Input records →
--- --- ---

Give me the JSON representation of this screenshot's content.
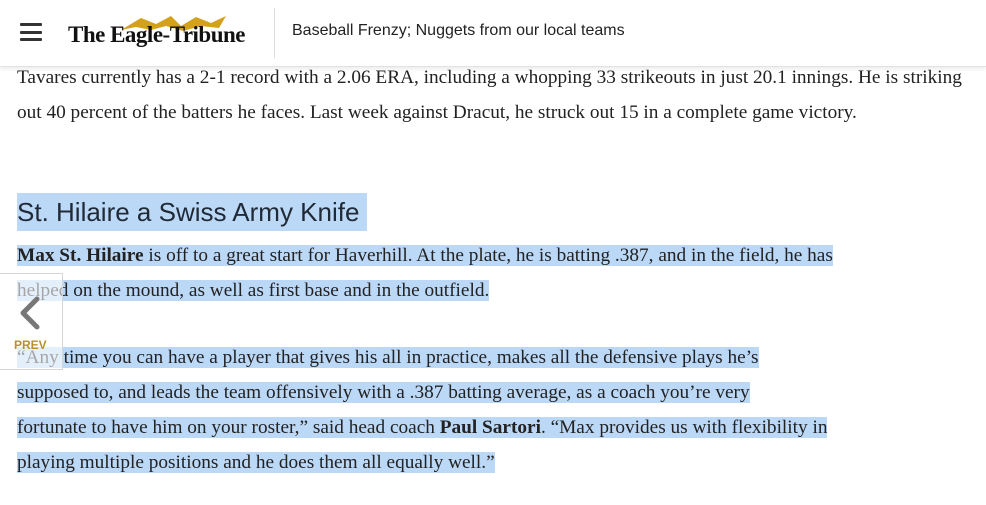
{
  "header": {
    "logo_text": "The Eagle-Tribune",
    "title": "Baseball Frenzy; Nuggets from our local teams",
    "menu_icon": "hamburger-icon",
    "logo_icon": "eagle-icon",
    "brand_color": "#d4a21a"
  },
  "article": {
    "p1": "Tavares currently has a 2-1 record with a 2.06 ERA, including a whopping 33 strikeouts in just 20.1 innings. He is striking out 40 percent of the batters he faces. Last week against Dracut, he struck out 15 in a complete game victory.",
    "subhead": "St. Hilaire a Swiss Army Knife",
    "p2_name": "Max St. Hilaire",
    "p2_line1_rest": " is off to a great start for Haverhill. At the plate, he is batting .387, and in the field, he has",
    "p2_line2": "helped on the mound, as well as first base and in the outfield.",
    "p3_line1": "“Any time you can have a player that gives his all in practice, makes all the defensive plays he’s",
    "p3_line2": "supposed to, and leads the team offensively with a .387 batting average, as a coach you’re very",
    "p3_line3_a": "fortunate to have him on your roster,” said head coach ",
    "p3_coach": "Paul Sartori",
    "p3_line3_b": ". “Max provides us with flexibility in",
    "p3_line4": "playing multiple positions and he does them all equally well.”",
    "highlight_color": "#bcd8f7"
  },
  "nav": {
    "prev_label": "PREV",
    "prev_icon": "chevron-left-icon"
  }
}
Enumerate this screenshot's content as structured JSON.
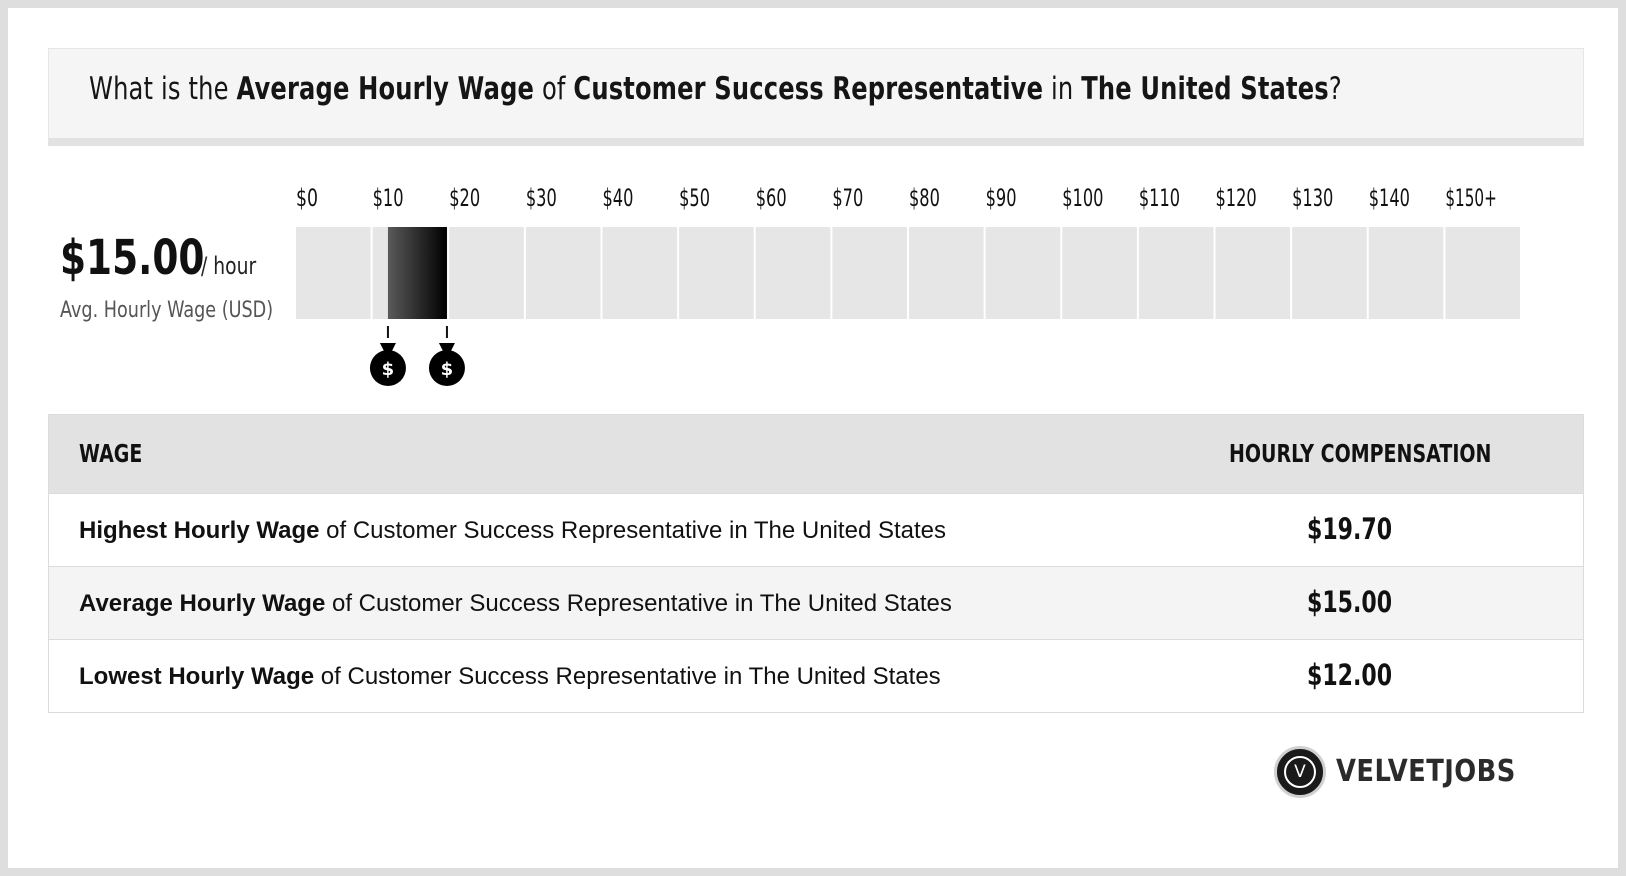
{
  "header": {
    "q_prefix": "What is the ",
    "q_metric": "Average Hourly Wage",
    "q_of": " of ",
    "q_job": "Customer Success Representative",
    "q_in": " in ",
    "q_location": "The United States",
    "q_suffix": "?"
  },
  "summary": {
    "value": "$15.00",
    "unit": "/ hour",
    "caption": "Avg. Hourly Wage (USD)"
  },
  "chart_data": {
    "type": "bar",
    "orientation": "horizontal-range",
    "ticks": [
      "$0",
      "$10",
      "$20",
      "$30",
      "$40",
      "$50",
      "$60",
      "$70",
      "$80",
      "$90",
      "$100",
      "$110",
      "$120",
      "$130",
      "$140",
      "$150+"
    ],
    "xlim": [
      0,
      150
    ],
    "range": {
      "low": 12.0,
      "high": 19.7
    },
    "markers": [
      "money-bag-icon",
      "money-bag-icon"
    ],
    "colors": {
      "track": "#e6e6e6",
      "range_start": "#5a5a5a",
      "range_end": "#000000"
    }
  },
  "table": {
    "headers": {
      "wage": "WAGE",
      "compensation": "HOURLY COMPENSATION"
    },
    "rows": [
      {
        "label_bold": "Highest Hourly Wage",
        "label_rest": " of Customer Success Representative in The United States",
        "value": "$19.70"
      },
      {
        "label_bold": "Average Hourly Wage",
        "label_rest": " of Customer Success Representative in The United States",
        "value": "$15.00"
      },
      {
        "label_bold": "Lowest Hourly Wage",
        "label_rest": " of Customer Success Representative in The United States",
        "value": "$12.00"
      }
    ]
  },
  "logo": {
    "letter": "V",
    "name": "VELVETJOBS",
    "icon": "velvetjobs-logo-icon"
  }
}
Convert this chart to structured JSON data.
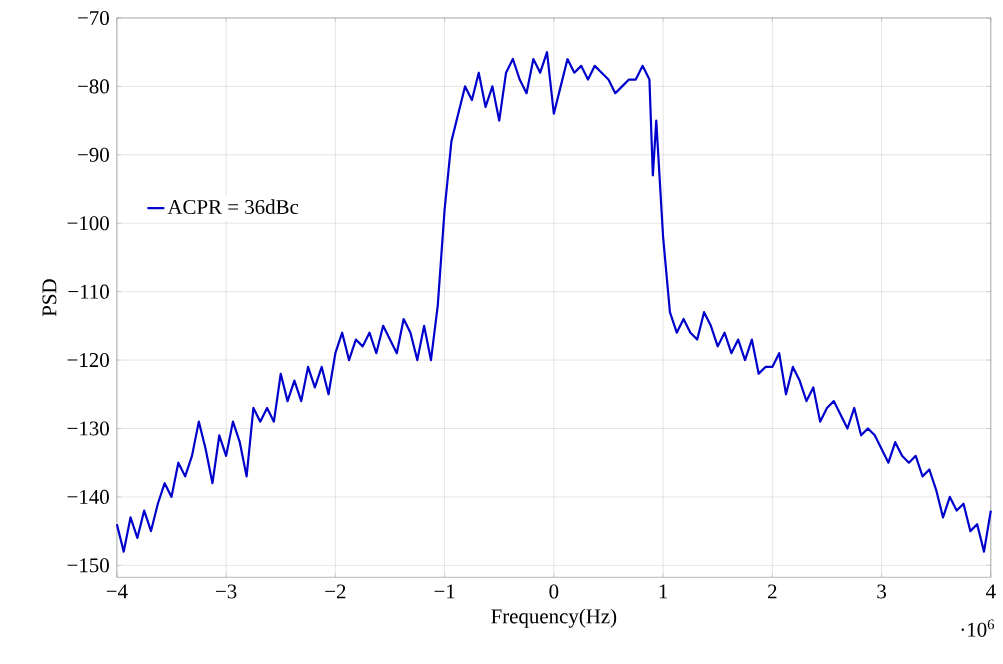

--- --- ---

Identify the lines that contain the string "value", and copy every one of them.

Output for this exercise →
    "value": "$15.00",
        "value": "$19.70"
        "value": "$15.00"
        "value": "$12.00"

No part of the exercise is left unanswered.